▶ _STORED DATA_:
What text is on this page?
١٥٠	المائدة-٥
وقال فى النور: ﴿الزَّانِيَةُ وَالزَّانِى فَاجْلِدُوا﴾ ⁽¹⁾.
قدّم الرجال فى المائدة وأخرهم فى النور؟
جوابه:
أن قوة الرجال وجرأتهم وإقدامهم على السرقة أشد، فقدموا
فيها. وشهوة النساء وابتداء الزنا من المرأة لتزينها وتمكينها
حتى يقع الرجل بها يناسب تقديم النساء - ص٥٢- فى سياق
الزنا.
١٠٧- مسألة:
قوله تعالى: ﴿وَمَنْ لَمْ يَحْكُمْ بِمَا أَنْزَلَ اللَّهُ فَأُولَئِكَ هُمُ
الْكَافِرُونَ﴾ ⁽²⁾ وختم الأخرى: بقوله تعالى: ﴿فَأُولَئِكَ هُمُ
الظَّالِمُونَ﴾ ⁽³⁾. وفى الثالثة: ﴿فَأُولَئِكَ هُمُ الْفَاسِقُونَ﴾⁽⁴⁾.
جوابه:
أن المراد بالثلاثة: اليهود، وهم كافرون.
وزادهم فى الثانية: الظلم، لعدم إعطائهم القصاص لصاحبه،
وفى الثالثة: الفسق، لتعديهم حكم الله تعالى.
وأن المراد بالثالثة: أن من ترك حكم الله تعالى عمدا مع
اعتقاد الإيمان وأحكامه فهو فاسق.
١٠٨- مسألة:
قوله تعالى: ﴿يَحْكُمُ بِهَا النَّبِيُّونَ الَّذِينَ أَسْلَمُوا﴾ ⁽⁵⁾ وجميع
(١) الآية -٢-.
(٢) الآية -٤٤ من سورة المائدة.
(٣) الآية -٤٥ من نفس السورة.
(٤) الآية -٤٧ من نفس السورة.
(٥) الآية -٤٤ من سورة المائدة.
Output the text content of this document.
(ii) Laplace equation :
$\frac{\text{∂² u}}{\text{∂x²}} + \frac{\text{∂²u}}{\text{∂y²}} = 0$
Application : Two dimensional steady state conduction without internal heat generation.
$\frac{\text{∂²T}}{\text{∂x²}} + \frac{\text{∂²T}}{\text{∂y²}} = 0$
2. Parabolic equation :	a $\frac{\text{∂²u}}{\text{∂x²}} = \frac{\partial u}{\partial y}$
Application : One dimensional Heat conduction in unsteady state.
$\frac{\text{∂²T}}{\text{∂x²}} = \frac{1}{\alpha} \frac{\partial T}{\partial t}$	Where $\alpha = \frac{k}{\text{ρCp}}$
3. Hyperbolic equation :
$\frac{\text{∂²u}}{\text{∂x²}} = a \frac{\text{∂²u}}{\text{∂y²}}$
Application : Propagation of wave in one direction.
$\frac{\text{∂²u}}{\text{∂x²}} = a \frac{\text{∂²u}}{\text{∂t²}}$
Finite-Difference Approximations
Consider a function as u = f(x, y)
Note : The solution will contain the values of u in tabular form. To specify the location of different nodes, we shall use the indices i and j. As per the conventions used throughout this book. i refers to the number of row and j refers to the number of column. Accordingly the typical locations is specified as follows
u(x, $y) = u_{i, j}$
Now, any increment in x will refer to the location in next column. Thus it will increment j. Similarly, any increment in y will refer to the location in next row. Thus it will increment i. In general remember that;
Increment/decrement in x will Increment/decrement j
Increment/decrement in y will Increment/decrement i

▶ _EXERCISE OBJECTIVE_:
Make an exact copy of the records.

▶ _FINAL RESULT_:
What text is on this page?
١٥٠	المائدة-٥
وقال فى النور: ﴿الزَّانِيَةُ وَالزَّانِى فَاجْلِدُوا﴾ ⁽¹⁾.
قدّم الرجال فى المائدة وأخرهم فى النور؟
جوابه:
أن قوة الرجال وجرأتهم وإقدامهم على السرقة أشد، فقدموا
فيها. وشهوة النساء وابتداء الزنا من المرأة لتزينها وتمكينها
حتى يقع الرجل بها يناسب تقديم النساء - ص٥٢- فى سياق
الزنا.
١٠٧- مسألة:
قوله تعالى: ﴿وَمَنْ لَمْ يَحْكُمْ بِمَا أَنْزَلَ اللَّهُ فَأُولَئِكَ هُمُ
الْكَافِرُونَ﴾ ⁽²⁾ وختم الأخرى: بقوله تعالى: ﴿فَأُولَئِكَ هُمُ
الظَّالِمُونَ﴾ ⁽³⁾. وفى الثالثة: ﴿فَأُولَئِكَ هُمُ الْفَاسِقُونَ﴾⁽⁴⁾.
جوابه:
أن المراد بالثلاثة: اليهود، وهم كافرون.
وزادهم فى الثانية: الظلم، لعدم إعطائهم القصاص لصاحبه،
وفى الثالثة: الفسق، لتعديهم حكم الله تعالى.
وأن المراد بالثالثة: أن من ترك حكم الله تعالى عمدا مع
اعتقاد الإيمان وأحكامه فهو فاسق.
١٠٨- مسألة:
قوله تعالى: ﴿يَحْكُمُ بِهَا النَّبِيُّونَ الَّذِينَ أَسْلَمُوا﴾ ⁽⁵⁾ وجميع
(١) الآية -٢-.
(٢) الآية -٤٤ من سورة المائدة.
(٣) الآية -٤٥ من نفس السورة.
(٤) الآية -٤٧ من نفس السورة.
(٥) الآية -٤٤ من سورة المائدة.
Output the text content of this document.
(ii) Laplace equation :
$\frac{\text{∂² u}}{\text{∂x²}} + \frac{\text{∂²u}}{\text{∂y²}} = 0$
Application : Two dimensional steady state conduction without internal heat generation.
$\frac{\text{∂²T}}{\text{∂x²}} + \frac{\text{∂²T}}{\text{∂y²}} = 0$
2. Parabolic equation :	a $\frac{\text{∂²u}}{\text{∂x²}} = \frac{\partial u}{\partial y}$
Application : One dimensional Heat conduction in unsteady state.
$\frac{\text{∂²T}}{\text{∂x²}} = \frac{1}{\alpha} \frac{\partial T}{\partial t}$	Where $\alpha = \frac{k}{\text{ρCp}}$
3. Hyperbolic equation :
$\frac{\text{∂²u}}{\text{∂x²}} = a \frac{\text{∂²u}}{\text{∂y²}}$
Application : Propagation of wave in one direction.
$\frac{\text{∂²u}}{\text{∂x²}} = a \frac{\text{∂²u}}{\text{∂t²}}$
Finite-Difference Approximations
Consider a function as u = f(x, y)
Note : The solution will contain the values of u in tabular form. To specify the location of different nodes, we shall use the indices i and j. As per the conventions used throughout this book. i refers to the number of row and j refers to the number of column. Accordingly the typical locations is specified as follows
u(x, $y) = u_{i, j}$
Now, any increment in x will refer to the location in next column. Thus it will increment j. Similarly, any increment in y will refer to the location in next row. Thus it will increment i. In general remember that;
Increment/decrement in x will Increment/decrement j
Increment/decrement in y will Increment/decrement i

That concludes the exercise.